The task:
Make an exact transcription of the material, leaving out all images.

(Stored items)
* * *

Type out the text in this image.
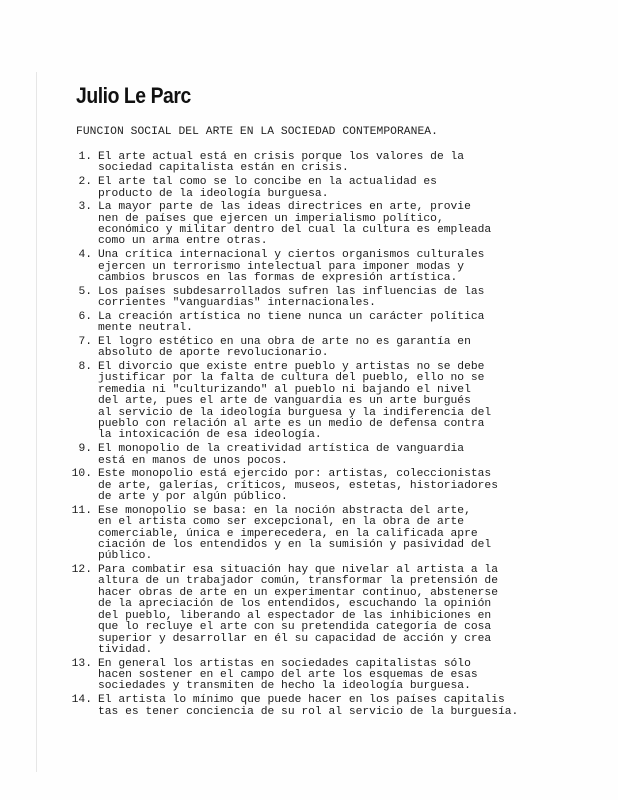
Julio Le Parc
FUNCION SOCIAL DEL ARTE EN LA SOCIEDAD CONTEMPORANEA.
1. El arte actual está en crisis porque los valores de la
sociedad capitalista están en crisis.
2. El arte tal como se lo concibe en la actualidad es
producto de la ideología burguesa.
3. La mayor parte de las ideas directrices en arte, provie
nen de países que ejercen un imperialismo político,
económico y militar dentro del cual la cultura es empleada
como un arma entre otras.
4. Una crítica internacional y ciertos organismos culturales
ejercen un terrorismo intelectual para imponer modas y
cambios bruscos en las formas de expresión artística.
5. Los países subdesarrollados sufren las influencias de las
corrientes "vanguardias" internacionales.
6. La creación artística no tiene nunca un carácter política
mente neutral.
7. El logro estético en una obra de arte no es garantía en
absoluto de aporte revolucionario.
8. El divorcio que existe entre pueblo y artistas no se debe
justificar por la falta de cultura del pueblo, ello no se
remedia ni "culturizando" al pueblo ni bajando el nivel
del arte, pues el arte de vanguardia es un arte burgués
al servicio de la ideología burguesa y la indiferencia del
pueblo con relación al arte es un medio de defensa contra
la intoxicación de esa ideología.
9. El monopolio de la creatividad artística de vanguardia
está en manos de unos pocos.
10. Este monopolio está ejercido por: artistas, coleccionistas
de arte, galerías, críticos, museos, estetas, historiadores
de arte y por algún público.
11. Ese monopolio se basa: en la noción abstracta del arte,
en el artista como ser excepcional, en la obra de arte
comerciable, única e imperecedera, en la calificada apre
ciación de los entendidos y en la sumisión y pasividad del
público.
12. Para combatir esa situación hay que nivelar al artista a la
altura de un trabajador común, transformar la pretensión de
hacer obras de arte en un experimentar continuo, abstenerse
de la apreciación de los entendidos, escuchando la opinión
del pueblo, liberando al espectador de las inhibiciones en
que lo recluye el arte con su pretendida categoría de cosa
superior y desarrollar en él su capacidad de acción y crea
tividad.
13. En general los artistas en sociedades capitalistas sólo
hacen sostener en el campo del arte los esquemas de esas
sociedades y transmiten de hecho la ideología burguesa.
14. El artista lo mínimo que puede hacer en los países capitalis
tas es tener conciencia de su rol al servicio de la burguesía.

* * *

Response to this exercise:
Type out the text in this image.
Julio Le Parc
FUNCION SOCIAL DEL ARTE EN LA SOCIEDAD CONTEMPORANEA.
1. El arte actual está en crisis porque los valores de la
sociedad capitalista están en crisis.
2. El arte tal como se lo concibe en la actualidad es
producto de la ideología burguesa.
3. La mayor parte de las ideas directrices en arte, provie
nen de países que ejercen un imperialismo político,
económico y militar dentro del cual la cultura es empleada
como un arma entre otras.
4. Una crítica internacional y ciertos organismos culturales
ejercen un terrorismo intelectual para imponer modas y
cambios bruscos en las formas de expresión artística.
5. Los países subdesarrollados sufren las influencias de las
corrientes "vanguardias" internacionales.
6. La creación artística no tiene nunca un carácter política
mente neutral.
7. El logro estético en una obra de arte no es garantía en
absoluto de aporte revolucionario.
8. El divorcio que existe entre pueblo y artistas no se debe
justificar por la falta de cultura del pueblo, ello no se
remedia ni "culturizando" al pueblo ni bajando el nivel
del arte, pues el arte de vanguardia es un arte burgués
al servicio de la ideología burguesa y la indiferencia del
pueblo con relación al arte es un medio de defensa contra
la intoxicación de esa ideología.
9. El monopolio de la creatividad artística de vanguardia
está en manos de unos pocos.
10. Este monopolio está ejercido por: artistas, coleccionistas
de arte, galerías, críticos, museos, estetas, historiadores
de arte y por algún público.
11. Ese monopolio se basa: en la noción abstracta del arte,
en el artista como ser excepcional, en la obra de arte
comerciable, única e imperecedera, en la calificada apre
ciación de los entendidos y en la sumisión y pasividad del
público.
12. Para combatir esa situación hay que nivelar al artista a la
altura de un trabajador común, transformar la pretensión de
hacer obras de arte en un experimentar continuo, abstenerse
de la apreciación de los entendidos, escuchando la opinión
del pueblo, liberando al espectador de las inhibiciones en
que lo recluye el arte con su pretendida categoría de cosa
superior y desarrollar en él su capacidad de acción y crea
tividad.
13. En general los artistas en sociedades capitalistas sólo
hacen sostener en el campo del arte los esquemas de esas
sociedades y transmiten de hecho la ideología burguesa.
14. El artista lo mínimo que puede hacer en los países capitalis
tas es tener conciencia de su rol al servicio de la burguesía.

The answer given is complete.